Short exercise » Reproduce the listing below exactly, minus its pictures.

Data lines »
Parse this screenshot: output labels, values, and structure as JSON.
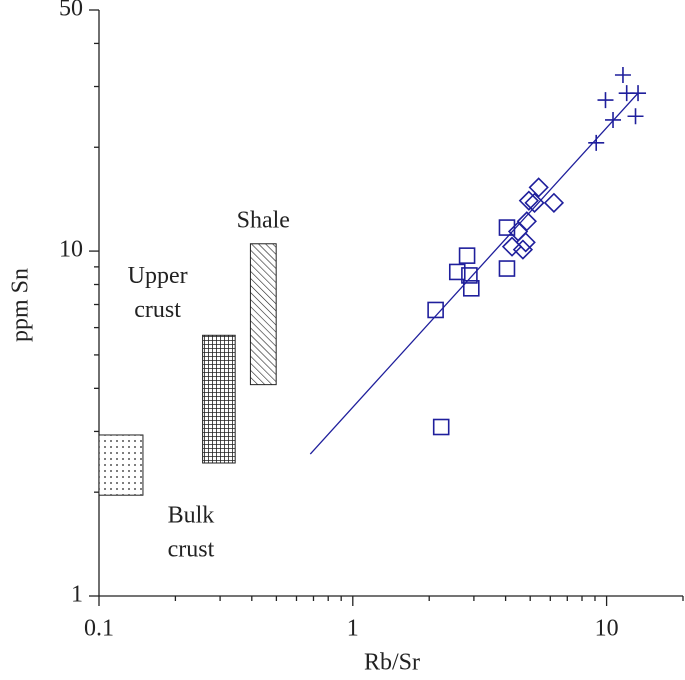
{
  "chart_data": {
    "type": "scatter",
    "xlabel": "Rb/Sr",
    "ylabel": "ppm Sn",
    "xscale": "log",
    "yscale": "log",
    "xlim": [
      0.1,
      20
    ],
    "ylim": [
      1,
      50
    ],
    "xticks": [
      0.1,
      1,
      10
    ],
    "yticks": [
      1,
      10,
      50
    ],
    "xminorticks": [
      0.2,
      0.3,
      0.4,
      0.5,
      0.6,
      0.7,
      0.8,
      0.9,
      2,
      3,
      4,
      5,
      6,
      7,
      8,
      9,
      20
    ],
    "yminorticks": [
      2,
      3,
      4,
      5,
      6,
      7,
      8,
      9,
      20,
      30,
      40
    ],
    "series": [
      {
        "marker": "square",
        "color": "#1f1f9c",
        "x": [
          2.12,
          2.82,
          2.58,
          2.88,
          2.93,
          4.05,
          4.05,
          2.23
        ],
        "values": [
          6.75,
          9.7,
          8.7,
          8.5,
          7.8,
          11.7,
          8.9,
          3.09
        ]
      },
      {
        "marker": "diamond",
        "color": "#1f1f9c",
        "x": [
          4.24,
          4.48,
          4.68,
          4.8,
          4.85,
          4.94,
          5.2,
          5.4,
          6.2
        ],
        "values": [
          10.3,
          11.4,
          10.1,
          10.6,
          12.2,
          14.0,
          13.8,
          15.3,
          13.8
        ]
      },
      {
        "marker": "plus",
        "color": "#1f1f9c",
        "x": [
          9.1,
          10.6,
          9.9,
          11.6,
          12.0,
          13.0,
          13.3
        ],
        "values": [
          20.6,
          24.0,
          27.4,
          32.4,
          28.7,
          24.6,
          28.7
        ]
      }
    ],
    "fit_line": {
      "color": "#1f1f9c",
      "x": [
        0.68,
        13.3
      ],
      "values": [
        2.58,
        28.7
      ]
    },
    "regions": [
      {
        "label": [
          "Bulk",
          "crust"
        ],
        "pattern": "dots",
        "x": [
          0.1,
          0.149
        ],
        "y": [
          1.96,
          2.93
        ]
      },
      {
        "label": [
          "Upper",
          "crust"
        ],
        "pattern": "grid",
        "x": [
          0.256,
          0.344
        ],
        "y": [
          2.43,
          5.7
        ]
      },
      {
        "label": [
          "Shale"
        ],
        "pattern": "hatch",
        "x": [
          0.395,
          0.499
        ],
        "y": [
          4.1,
          10.5
        ]
      }
    ]
  }
}
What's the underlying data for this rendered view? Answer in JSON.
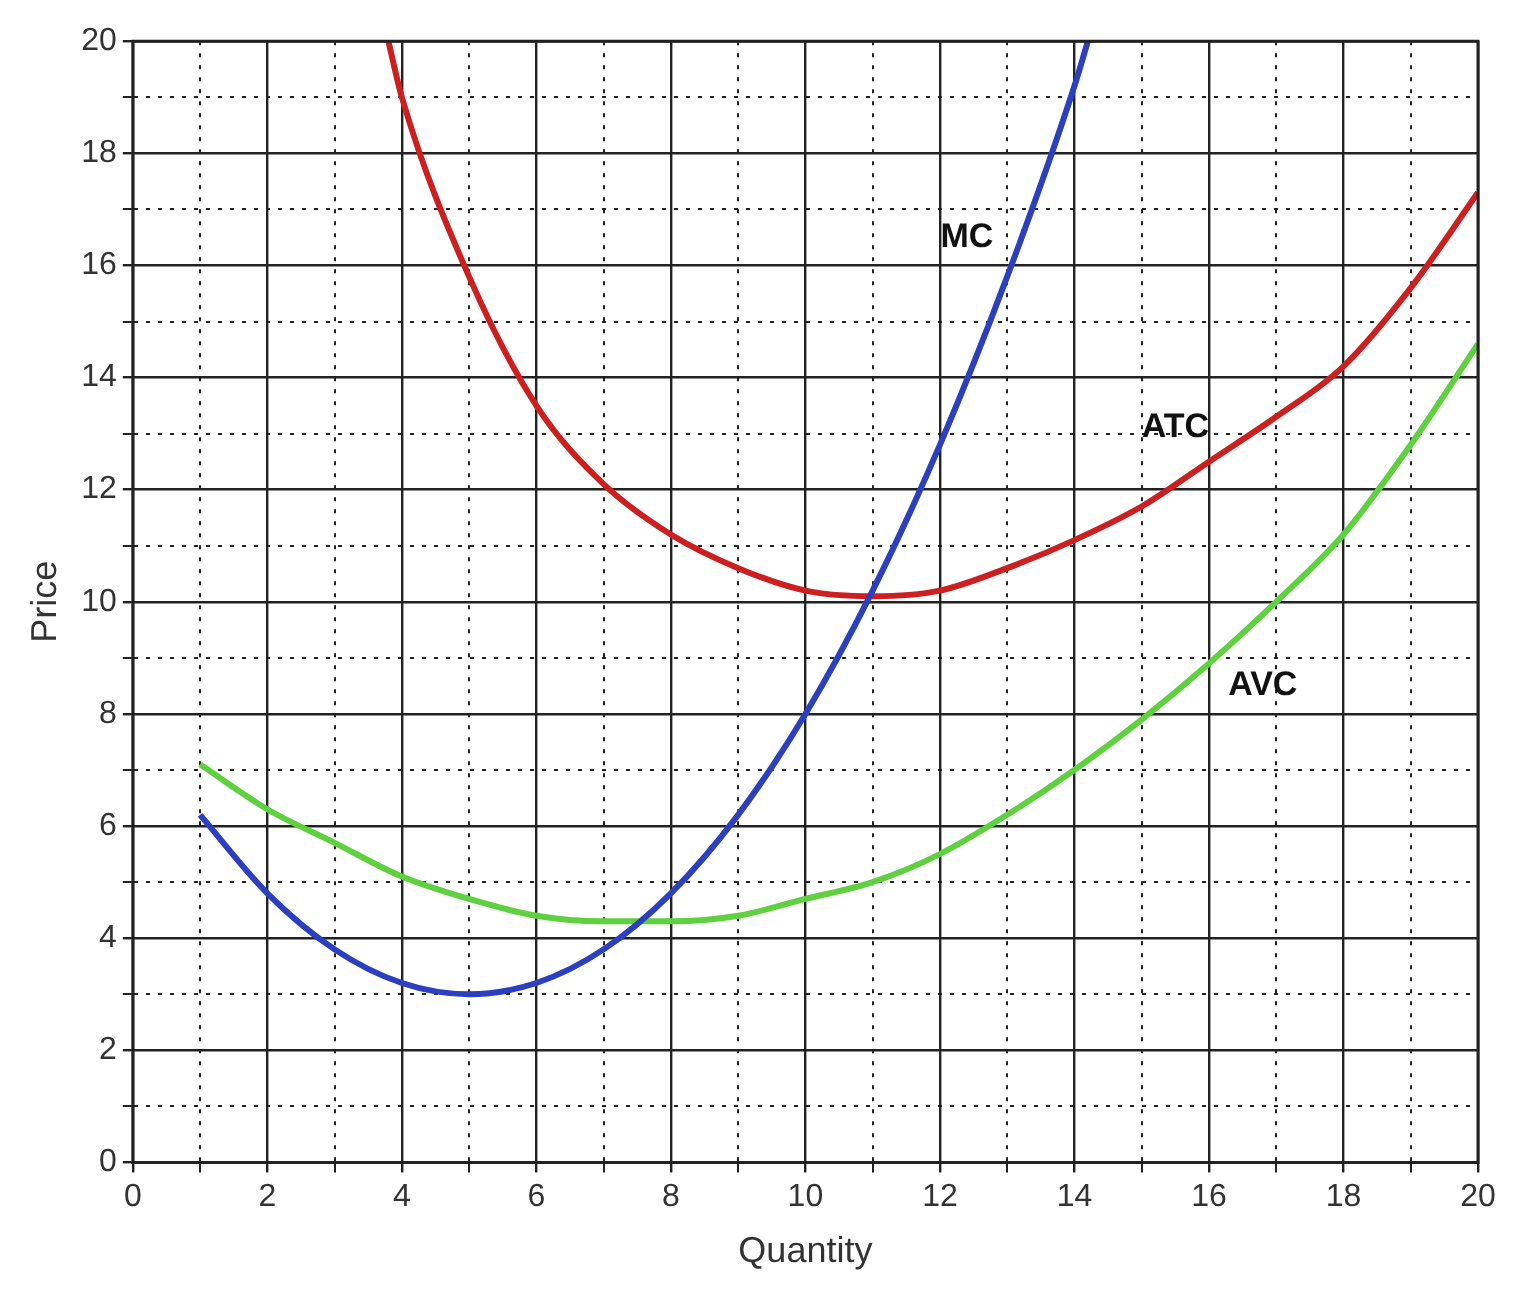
{
  "chart_data": {
    "type": "line",
    "xlabel": "Quantity",
    "ylabel": "Price",
    "xlim": [
      0,
      20
    ],
    "ylim": [
      0,
      20
    ],
    "xticks": [
      0,
      {
        "value": 1,
        "label": null
      },
      2,
      {
        "value": 3,
        "label": null
      },
      4,
      {
        "value": 5,
        "label": null
      },
      6,
      {
        "value": 7,
        "label": null
      },
      8,
      {
        "value": 9,
        "label": null
      },
      10,
      {
        "value": 11,
        "label": null
      },
      12,
      {
        "value": 13,
        "label": null
      },
      14,
      {
        "value": 15,
        "label": null
      },
      16,
      {
        "value": 17,
        "label": null
      },
      18,
      {
        "value": 19,
        "label": null
      },
      20
    ],
    "yticks": [
      0,
      {
        "value": 1,
        "label": null
      },
      2,
      {
        "value": 3,
        "label": null
      },
      4,
      {
        "value": 5,
        "label": null
      },
      6,
      {
        "value": 7,
        "label": null
      },
      8,
      {
        "value": 9,
        "label": null
      },
      10,
      {
        "value": 11,
        "label": null
      },
      12,
      {
        "value": 13,
        "label": null
      },
      14,
      {
        "value": 15,
        "label": null
      },
      16,
      {
        "value": 17,
        "label": null
      },
      18,
      {
        "value": 19,
        "label": null
      },
      20
    ],
    "grid": true,
    "series": [
      {
        "name": "MC",
        "color": "#2b3fbf",
        "x": [
          1,
          2,
          3,
          4,
          5,
          6,
          7,
          8,
          9,
          10,
          11,
          12,
          13,
          14,
          14.2
        ],
        "values": [
          6.2,
          4.8,
          3.8,
          3.2,
          3.0,
          3.2,
          3.8,
          4.8,
          6.2,
          8.0,
          10.2,
          12.8,
          15.8,
          19.2,
          20
        ]
      },
      {
        "name": "ATC",
        "color": "#cc2020",
        "x": [
          3.8,
          4,
          5,
          6,
          7,
          8,
          9,
          10,
          11,
          12,
          13,
          14,
          15,
          16,
          17,
          18,
          19,
          20
        ],
        "values": [
          20,
          19,
          15.8,
          13.5,
          12.1,
          11.2,
          10.6,
          10.2,
          10.1,
          10.2,
          10.6,
          11.1,
          11.7,
          12.5,
          13.3,
          14.2,
          15.6,
          17.3
        ]
      },
      {
        "name": "AVC",
        "color": "#5fd03f",
        "x": [
          1,
          2,
          3,
          4,
          5,
          6,
          7,
          8,
          9,
          10,
          11,
          12,
          13,
          14,
          15,
          16,
          17,
          18,
          19,
          20
        ],
        "values": [
          7.1,
          6.3,
          5.7,
          5.1,
          4.7,
          4.4,
          4.3,
          4.3,
          4.4,
          4.7,
          5.0,
          5.5,
          6.2,
          7.0,
          7.9,
          8.9,
          10.0,
          11.2,
          12.8,
          14.6
        ]
      }
    ]
  }
}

Response to this exercise »
Parse this screenshot: output labels, values, and structure as JSON.
{
  "chart_data": {
    "type": "scatter",
    "xlabel": "Rb/Sr",
    "ylabel": "ppm Sn",
    "xscale": "log",
    "yscale": "log",
    "xlim": [
      0.1,
      20
    ],
    "ylim": [
      1,
      50
    ],
    "xticks": [
      0.1,
      1,
      10
    ],
    "yticks": [
      1,
      10,
      50
    ],
    "xminorticks": [
      0.2,
      0.3,
      0.4,
      0.5,
      0.6,
      0.7,
      0.8,
      0.9,
      2,
      3,
      4,
      5,
      6,
      7,
      8,
      9,
      20
    ],
    "yminorticks": [
      2,
      3,
      4,
      5,
      6,
      7,
      8,
      9,
      20,
      30,
      40
    ],
    "series": [
      {
        "marker": "square",
        "color": "#1f1f9c",
        "x": [
          2.12,
          2.82,
          2.58,
          2.88,
          2.93,
          4.05,
          4.05,
          2.23
        ],
        "values": [
          6.75,
          9.7,
          8.7,
          8.5,
          7.8,
          11.7,
          8.9,
          3.09
        ]
      },
      {
        "marker": "diamond",
        "color": "#1f1f9c",
        "x": [
          4.24,
          4.48,
          4.68,
          4.8,
          4.85,
          4.94,
          5.2,
          5.4,
          6.2
        ],
        "values": [
          10.3,
          11.4,
          10.1,
          10.6,
          12.2,
          14.0,
          13.8,
          15.3,
          13.8
        ]
      },
      {
        "marker": "plus",
        "color": "#1f1f9c",
        "x": [
          9.1,
          10.6,
          9.9,
          11.6,
          12.0,
          13.0,
          13.3
        ],
        "values": [
          20.6,
          24.0,
          27.4,
          32.4,
          28.7,
          24.6,
          28.7
        ]
      }
    ],
    "fit_line": {
      "color": "#1f1f9c",
      "x": [
        0.68,
        13.3
      ],
      "values": [
        2.58,
        28.7
      ]
    },
    "regions": [
      {
        "label": [
          "Bulk",
          "crust"
        ],
        "pattern": "dots",
        "x": [
          0.1,
          0.149
        ],
        "y": [
          1.96,
          2.93
        ]
      },
      {
        "label": [
          "Upper",
          "crust"
        ],
        "pattern": "grid",
        "x": [
          0.256,
          0.344
        ],
        "y": [
          2.43,
          5.7
        ]
      },
      {
        "label": [
          "Shale"
        ],
        "pattern": "hatch",
        "x": [
          0.395,
          0.499
        ],
        "y": [
          4.1,
          10.5
        ]
      }
    ]
  }
}
What's the underlying data for this rendered view? Answer in JSON.
{
  "chart_data": {
    "type": "line",
    "xlabel": "Quantity",
    "ylabel": "Price",
    "xlim": [
      0,
      20
    ],
    "ylim": [
      0,
      20
    ],
    "xticks": [
      0,
      {
        "value": 1,
        "label": null
      },
      2,
      {
        "value": 3,
        "label": null
      },
      4,
      {
        "value": 5,
        "label": null
      },
      6,
      {
        "value": 7,
        "label": null
      },
      8,
      {
        "value": 9,
        "label": null
      },
      10,
      {
        "value": 11,
        "label": null
      },
      12,
      {
        "value": 13,
        "label": null
      },
      14,
      {
        "value": 15,
        "label": null
      },
      16,
      {
        "value": 17,
        "label": null
      },
      18,
      {
        "value": 19,
        "label": null
      },
      20
    ],
    "yticks": [
      0,
      {
        "value": 1,
        "label": null
      },
      2,
      {
        "value": 3,
        "label": null
      },
      4,
      {
        "value": 5,
        "label": null
      },
      6,
      {
        "value": 7,
        "label": null
      },
      8,
      {
        "value": 9,
        "label": null
      },
      10,
      {
        "value": 11,
        "label": null
      },
      12,
      {
        "value": 13,
        "label": null
      },
      14,
      {
        "value": 15,
        "label": null
      },
      16,
      {
        "value": 17,
        "label": null
      },
      18,
      {
        "value": 19,
        "label": null
      },
      20
    ],
    "grid": true,
    "series": [
      {
        "name": "MC",
        "color": "#2b3fbf",
        "x": [
          1,
          2,
          3,
          4,
          5,
          6,
          7,
          8,
          9,
          10,
          11,
          12,
          13,
          14,
          14.2
        ],
        "values": [
          6.2,
          4.8,
          3.8,
          3.2,
          3.0,
          3.2,
          3.8,
          4.8,
          6.2,
          8.0,
          10.2,
          12.8,
          15.8,
          19.2,
          20
        ]
      },
      {
        "name": "ATC",
        "color": "#cc2020",
        "x": [
          3.8,
          4,
          5,
          6,
          7,
          8,
          9,
          10,
          11,
          12,
          13,
          14,
          15,
          16,
          17,
          18,
          19,
          20
        ],
        "values": [
          20,
          19,
          15.8,
          13.5,
          12.1,
          11.2,
          10.6,
          10.2,
          10.1,
          10.2,
          10.6,
          11.1,
          11.7,
          12.5,
          13.3,
          14.2,
          15.6,
          17.3
        ]
      },
      {
        "name": "AVC",
        "color": "#5fd03f",
        "x": [
          1,
          2,
          3,
          4,
          5,
          6,
          7,
          8,
          9,
          10,
          11,
          12,
          13,
          14,
          15,
          16,
          17,
          18,
          19,
          20
        ],
        "values": [
          7.1,
          6.3,
          5.7,
          5.1,
          4.7,
          4.4,
          4.3,
          4.3,
          4.4,
          4.7,
          5.0,
          5.5,
          6.2,
          7.0,
          7.9,
          8.9,
          10.0,
          11.2,
          12.8,
          14.6
        ]
      }
    ]
  }
}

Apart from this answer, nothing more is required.